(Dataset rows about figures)
● ● ● ●
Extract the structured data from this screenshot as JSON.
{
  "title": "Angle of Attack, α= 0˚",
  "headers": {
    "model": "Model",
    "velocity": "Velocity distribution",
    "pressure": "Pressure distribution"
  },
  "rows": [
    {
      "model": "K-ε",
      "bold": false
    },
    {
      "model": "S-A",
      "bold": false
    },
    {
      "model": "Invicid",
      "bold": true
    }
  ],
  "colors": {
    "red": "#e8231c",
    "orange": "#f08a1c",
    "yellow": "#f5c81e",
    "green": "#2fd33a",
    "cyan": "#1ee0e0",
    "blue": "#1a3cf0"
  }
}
● ● ● ●
§ Problem to solve
Quote the entire listing above exactly.

§ The response
Extract the structured data from this screenshot as JSON.
{
  "title": "Angle of Attack, α= 0˚",
  "headers": {
    "model": "Model",
    "velocity": "Velocity distribution",
    "pressure": "Pressure distribution"
  },
  "rows": [
    {
      "model": "K-ε",
      "bold": false
    },
    {
      "model": "S-A",
      "bold": false
    },
    {
      "model": "Invicid",
      "bold": true
    }
  ],
  "colors": {
    "red": "#e8231c",
    "orange": "#f08a1c",
    "yellow": "#f5c81e",
    "green": "#2fd33a",
    "cyan": "#1ee0e0",
    "blue": "#1a3cf0"
  }
}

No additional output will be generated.